(begin)

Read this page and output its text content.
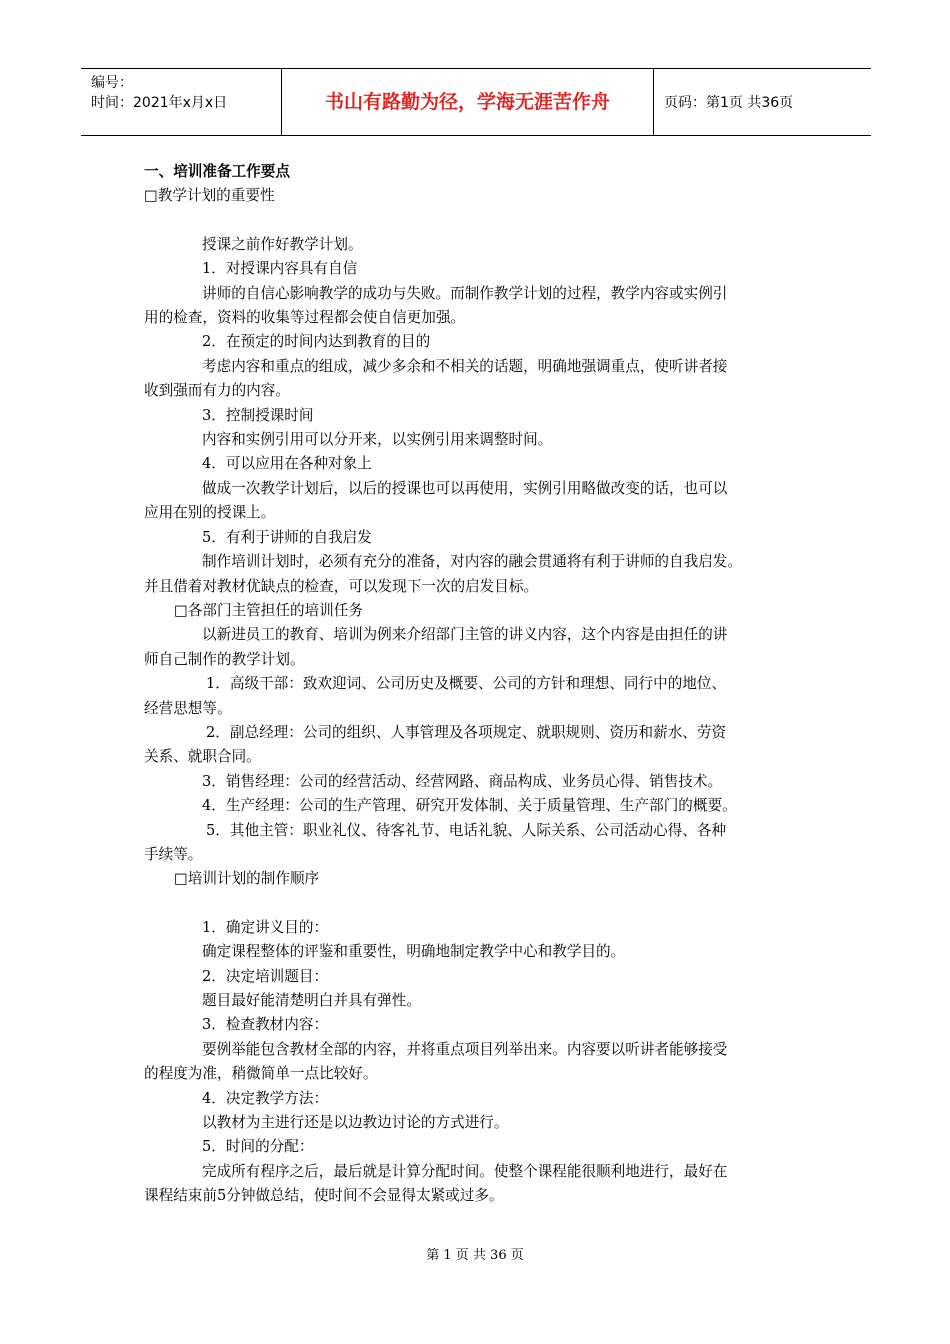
编号：
时间：2021年x月x日	书山有路勤为径，学海无涯苦作舟	页码：第1页 共36页

一、培训准备工作要点

□教学计划的重要性

授课之前作好教学计划。

1．对授课内容具有自信

讲师的自信心影响教学的成功与失败。而制作教学计划的过程，教学内容或实例引

用的检查，资料的收集等过程都会使自信更加强。

2．在预定的时间内达到教育的目的

考虑内容和重点的组成，减少多余和不相关的话题，明确地强调重点，使听讲者接

收到强而有力的内容。

3．控制授课时间

内容和实例引用可以分开来，以实例引用来调整时间。

4．可以应用在各种对象上

做成一次教学计划后，以后的授课也可以再使用，实例引用略做改变的话，也可以

应用在别的授课上。

5．有利于讲师的自我启发

制作培训计划时，必须有充分的准备，对内容的融会贯通将有利于讲师的自我启发。

并且借着对教材优缺点的检查，可以发现下一次的启发目标。

□各部门主管担任的培训任务

以新进员工的教育、培训为例来介绍部门主管的讲义内容，这个内容是由担任的讲

师自己制作的教学计划。

1．高级干部：致欢迎词、公司历史及概要、公司的方针和理想、同行中的地位、

经营思想等。

2．副总经理：公司的组织、人事管理及各项规定、就职规则、资历和薪水、劳资

关系、就职合同。

3．销售经理：公司的经营活动、经营网路、商品构成、业务员心得、销售技术。

4．生产经理：公司的生产管理、研究开发体制、关于质量管理、生产部门的概要。

5．其他主管：职业礼仪、待客礼节、电话礼貌、人际关系、公司活动心得、各种

手续等。

□培训计划的制作顺序

1．确定讲义目的：

确定课程整体的评鉴和重要性，明确地制定教学中心和教学目的。

2．决定培训题目：

题目最好能清楚明白并具有弹性。

3．检查教材内容：

要例举能包含教材全部的内容，并将重点项目列举出来。内容要以听讲者能够接受

的程度为准，稍微简单一点比较好。

4．决定教学方法：

以教材为主进行还是以边教边讨论的方式进行。

5．时间的分配：

完成所有程序之后，最后就是计算分配时间。使整个课程能很顺利地进行，最好在

课程结束前5分钟做总结，使时间不会显得太紧或过多。

第 1 页 共 36 页
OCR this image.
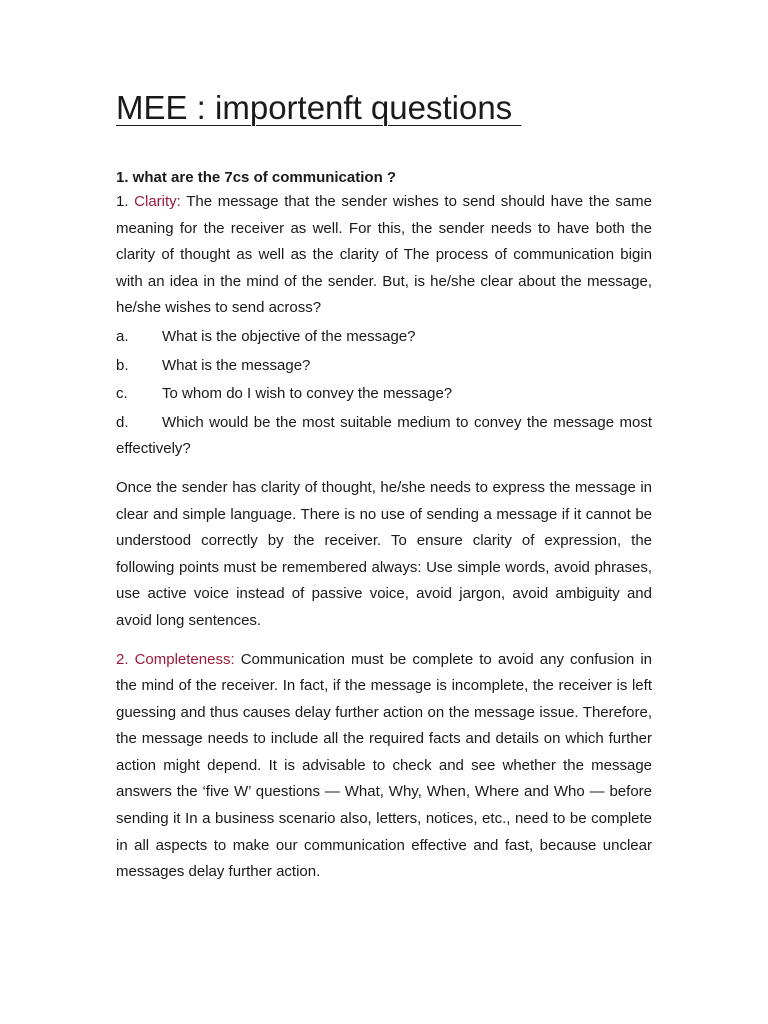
MEE : importenft questions

1. what are the 7cs of communication ?

1. Clarity: The message that the sender wishes to send should have the same meaning for the receiver as well. For this, the sender needs to have both the clarity of thought as well as the clarity of The process of communication bigin with an idea in the mind of the sender. But, is he/she clear about the message, he/she wishes to send across?

a.	What is the objective of the message?
b.	What is the message?
c.	To whom do I wish to convey the message?
d. Which would be the most suitable medium to convey the message most effectively?

Once the sender has clarity of thought, he/she needs to express the message in clear and simple language. There is no use of sending a message if it cannot be understood correctly by the receiver. To ensure clarity of expression, the following points must be remembered always: Use simple words, avoid phrases, use active voice instead of passive voice, avoid jargon, avoid ambiguity and avoid long sentences.

2. Completeness: Communication must be complete to avoid any confusion in the mind of the receiver. In fact, if the message is incomplete, the receiver is left guessing and thus causes delay further action on the message issue. Therefore, the message needs to include all the required facts and details on which further action might depend. It is advisable to check and see whether the message answers the ‘five W’ questions — What, Why, When, Where and Who — before sending it In a business scenario also, letters, notices, etc., need to be complete in all aspects to make our communication effective and fast, because unclear messages delay further action.
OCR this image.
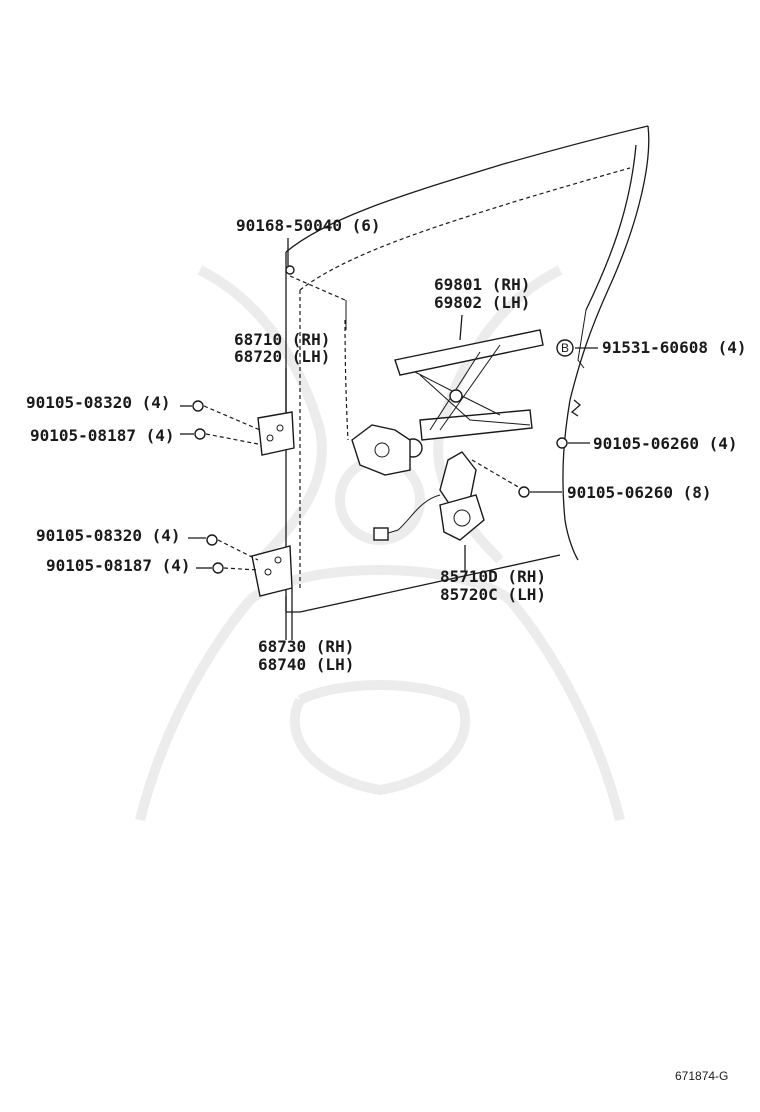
B
90168-50040 (6)
69801 (RH)
69802 (LH)
68710 (RH)
68720 (LH)	91531-60608 (4)
90105-08320 (4)
90105-08187 (4)	90105-06260 (4)
90105-06260 (8)
90105-08320 (4)
90105-08187 (4)
85710D (RH)
85720C (LH)
68730 (RH)
68740 (LH)
671874-G
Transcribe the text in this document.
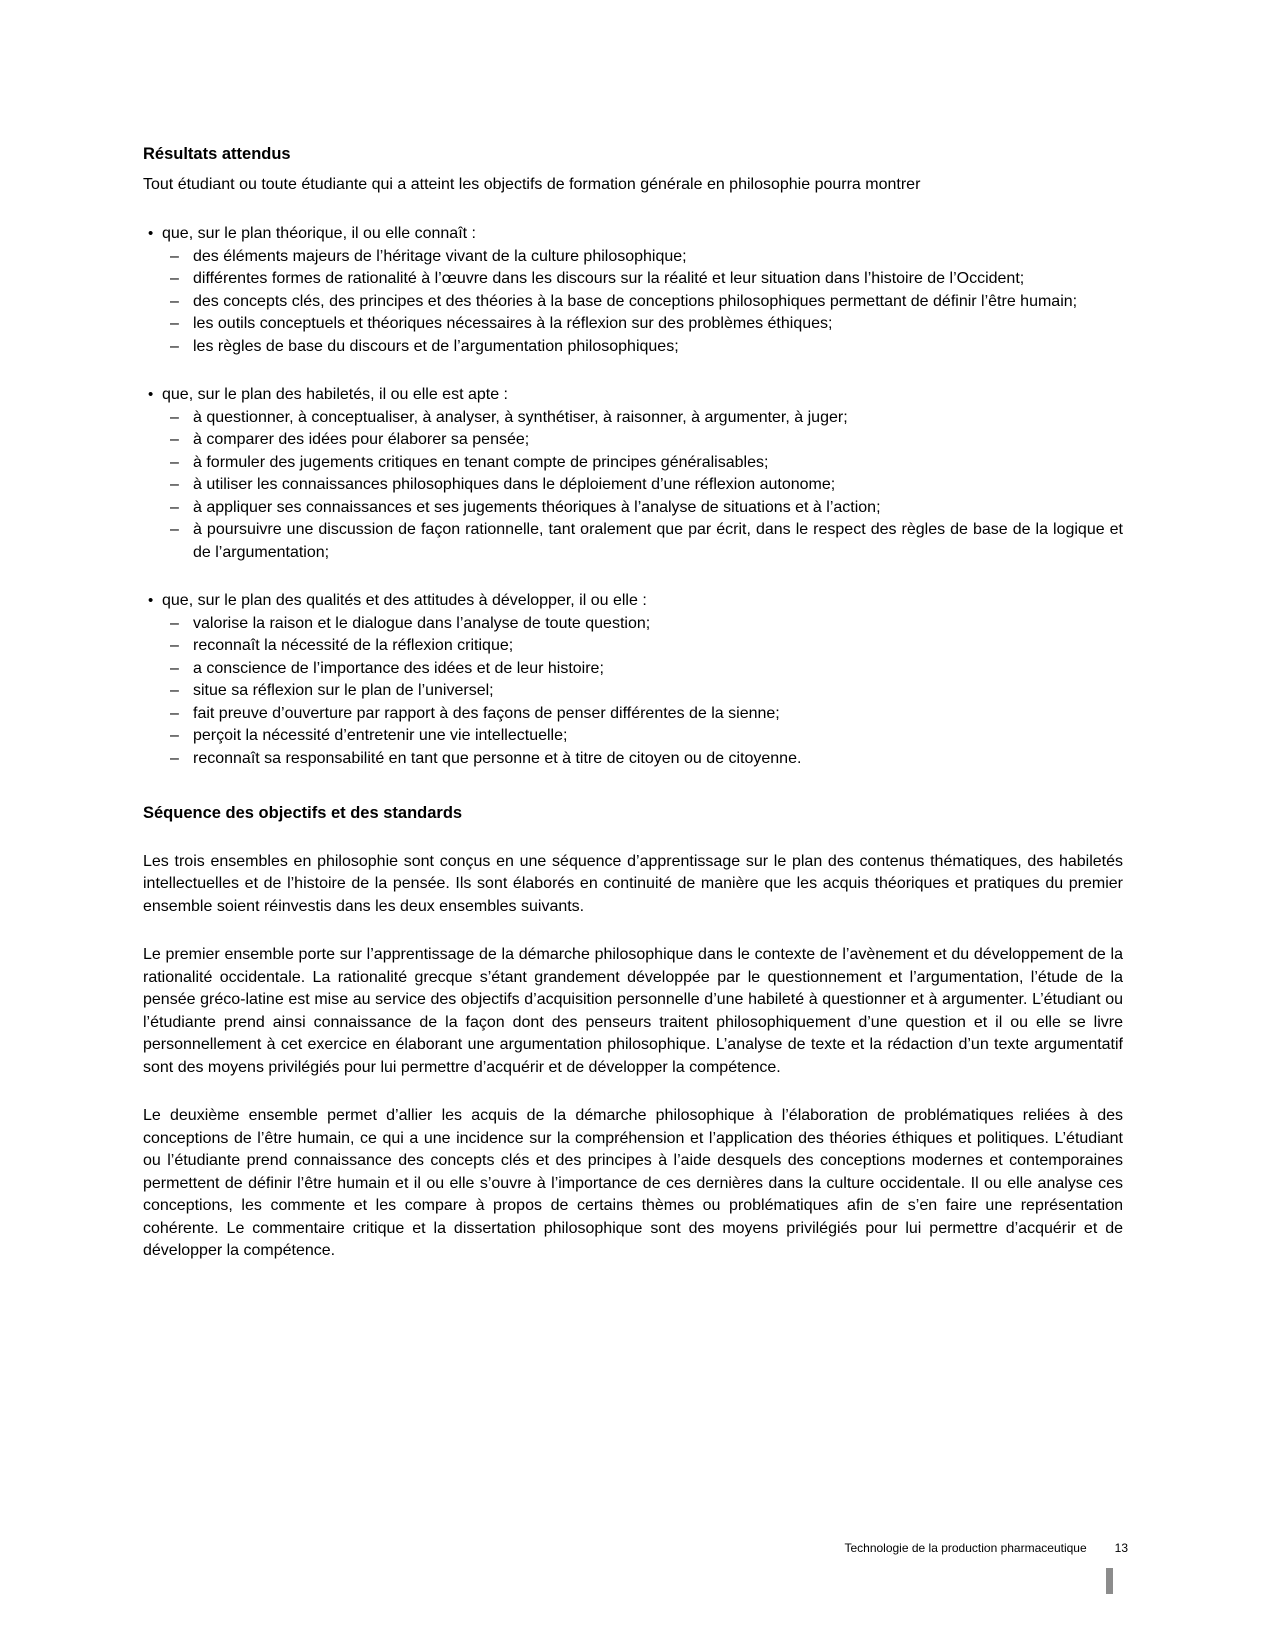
Résultats attendus

Tout étudiant ou toute étudiante qui a atteint les objectifs de formation générale en philosophie pourra montrer

• que, sur le plan théorique, il ou elle connaît :
– des éléments majeurs de l’héritage vivant de la culture philosophique;
– différentes formes de rationalité à l’œuvre dans les discours sur la réalité et leur situation dans l’histoire de l’Occident;
– des concepts clés, des principes et des théories à la base de conceptions philosophiques permettant de définir l’être humain;
– les outils conceptuels et théoriques nécessaires à la réflexion sur des problèmes éthiques;
– les règles de base du discours et de l’argumentation philosophiques;
• que, sur le plan des habiletés, il ou elle est apte :
– à questionner, à conceptualiser, à analyser, à synthétiser, à raisonner, à argumenter, à juger;
– à comparer des idées pour élaborer sa pensée;
– à formuler des jugements critiques en tenant compte de principes généralisables;
– à utiliser les connaissances philosophiques dans le déploiement d’une réflexion autonome;
– à appliquer ses connaissances et ses jugements théoriques à l’analyse de situations et à l’action;
– à poursuivre une discussion de façon rationnelle, tant oralement que par écrit, dans le respect des règles de base de la logique et de l’argumentation;
• que, sur le plan des qualités et des attitudes à développer, il ou elle :
– valorise la raison et le dialogue dans l’analyse de toute question;
– reconnaît la nécessité de la réflexion critique;
– a conscience de l’importance des idées et de leur histoire;
– situe sa réflexion sur le plan de l’universel;
– fait preuve d’ouverture par rapport à des façons de penser différentes de la sienne;
– perçoit la nécessité d’entretenir une vie intellectuelle;
– reconnaît sa responsabilité en tant que personne et à titre de citoyen ou de citoyenne.
Séquence des objectifs et des standards

Les trois ensembles en philosophie sont conçus en une séquence d’apprentissage sur le plan des contenus thématiques, des habiletés intellectuelles et de l’histoire de la pensée. Ils sont élaborés en continuité de manière que les acquis théoriques et pratiques du premier ensemble soient réinvestis dans les deux ensembles suivants.

Le premier ensemble porte sur l’apprentissage de la démarche philosophique dans le contexte de l’avènement et du développement de la rationalité occidentale. La rationalité grecque s’étant grandement développée par le questionnement et l’argumentation, l’étude de la pensée gréco-latine est mise au service des objectifs d’acquisition personnelle d’une habileté à questionner et à argumenter. L’étudiant ou l’étudiante prend ainsi connaissance de la façon dont des penseurs traitent philosophiquement d’une question et il ou elle se livre personnellement à cet exercice en élaborant une argumentation philosophique. L’analyse de texte et la rédaction d’un texte argumentatif sont des moyens privilégiés pour lui permettre d’acquérir et de développer la compétence.

Le deuxième ensemble permet d’allier les acquis de la démarche philosophique à l’élaboration de problématiques reliées à des conceptions de l’être humain, ce qui a une incidence sur la compréhension et l’application des théories éthiques et politiques. L’étudiant ou l’étudiante prend connaissance des concepts clés et des principes à l’aide desquels des conceptions modernes et contemporaines permettent de définir l’être humain et il ou elle s’ouvre à l’importance de ces dernières dans la culture occidentale. Il ou elle analyse ces conceptions, les commente et les compare à propos de certains thèmes ou problématiques afin de s’en faire une représentation cohérente. Le commentaire critique et la dissertation philosophique sont des moyens privilégiés pour lui permettre d’acquérir et de développer la compétence.

Technologie de la production pharmaceutique 13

(end)

Set problem:
Extract every line above that contains the word "convey".

Response to the exercise:
c.	To whom do I wish to convey the message?
d. Which would be the most suitable medium to convey the message most effectively?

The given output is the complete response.